◆ Required task A:
Which announcers does the 2005 Ford 400 race summary below list for the United States television broadcast?
◆ Required task B:
Extend the 2005 Ford 400 race summary below, picking up after its final line.

◆ Page text:
***
2005 Ford 400
- The 2005 Ford 400 program cover, featuring all 10 Chase drivers. "It All Ends Here!"
- Date: November 20, 2005
- Location: Homestead Miami Speedway, Homestead, Florida
- Course: Permanent racing facility
- Course length: 1.5 miles (2.4 km)
- Distance: 267 laps, 400.5 mi (644.542 km)
- Weather: Temperatures averaging around 75.6 °F (24.2 °C); wind speeds up to 12.7 miles per hour (20.4 km/h)
- Average speed: 131.431 miles per hour (211.518 km/h)

Pole position
- Driver: Carl Edwards; / Roush Racing

Most laps led
- Driver: Carl Edwards / Roush Racing
- Laps: 94

Winner
- No. 16: Greg Biffle / Roush Racing

Television in the United States
- Network: NBC
- Announcers: Bill Weber, Benny Parsons, & Wally Dallenbach Jr.
***
◆ Provided records:
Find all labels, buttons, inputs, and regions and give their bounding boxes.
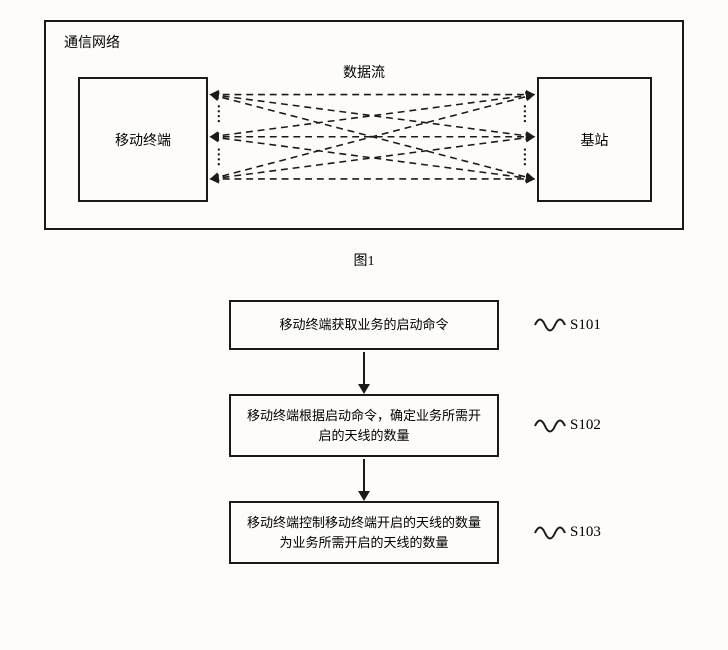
flowchart-step-row: 移动终端获取业务的启动命令 S101 [114, 300, 614, 350]
flowchart-step-label: S102 [534, 415, 601, 437]
flowchart-step-box: 移动终端控制移动终端开启的天线的数量为业务所需开启的天线的数量 [229, 501, 499, 564]
flowchart-arrow-down [363, 459, 365, 499]
base-station-node: 基站 [537, 77, 652, 202]
base-station-label: 基站 [581, 130, 609, 150]
mobile-terminal-node: 移动终端 [78, 77, 208, 202]
flowchart-step-row: 移动终端根据启动命令，确定业务所需开启的天线的数量 S102 [114, 394, 614, 457]
flowchart-step-label: S101 [534, 314, 601, 336]
flowchart-arrow-down [363, 352, 365, 392]
flowchart-step-label: S103 [534, 522, 601, 544]
network-title: 通信网络 [64, 32, 120, 52]
network-container: 通信网络 数据流 移动终端 基站 [44, 20, 684, 230]
flowchart-step-row: 移动终端控制移动终端开启的天线的数量为业务所需开启的天线的数量 S103 [114, 501, 614, 564]
mobile-terminal-label: 移动终端 [115, 130, 171, 150]
flowchart-step-box: 移动终端获取业务的启动命令 [229, 300, 499, 350]
dataflow-label: 数据流 [343, 62, 385, 82]
flowchart-step-box: 移动终端根据启动命令，确定业务所需开启的天线的数量 [229, 394, 499, 457]
figure1-caption: 图1 [40, 250, 688, 270]
flowchart-container: 移动终端获取业务的启动命令 S101 移动终端根据启动命令，确定业务所需开启的天线的… [114, 300, 614, 564]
***
◆ Response A:
Bill Weber, Benny Parsons, and Wally Dallenbach Jr.

◆ Response B:
= 2005 Ford 400 =

The 2005 Ford 400 was a NASCAR Nextel Cup Series race held on November 20, 2005, at Homestead Miami Speedway in Homestead, Florida. Contested over 267 laps on the 1.5 miles (2.4 km) speedway, it was the 36th and final race of the 2005 NASCAR Nextel Cup Series season. Greg Biffle of Roush Racing won the race and Tony Stewart of Joe Gibbs Racing won the championship.

==Background==
Homestead-Miami Speedway is a motor racing track located in Homestead, Florida. The track, which has several configurations, has promoted several series of racing, including NASCAR, the Verizon IndyCar Series, the Grand-Am Rolex Sports Car Series, and the Championship Cup Series.

From 2002 to 2019, Homestead–Miami Speedway hosted the final race of the season in all three of NASCAR's series: the Sprint Cup Series, Xfinity Series, and the Camping World Truck Series. Ford Motor Company sponsors all three of the season-ending races; the races have the names Ford 400, Ford 300, and Ford 200, respectively, and the weekend is marketed as Ford Championship Weekend.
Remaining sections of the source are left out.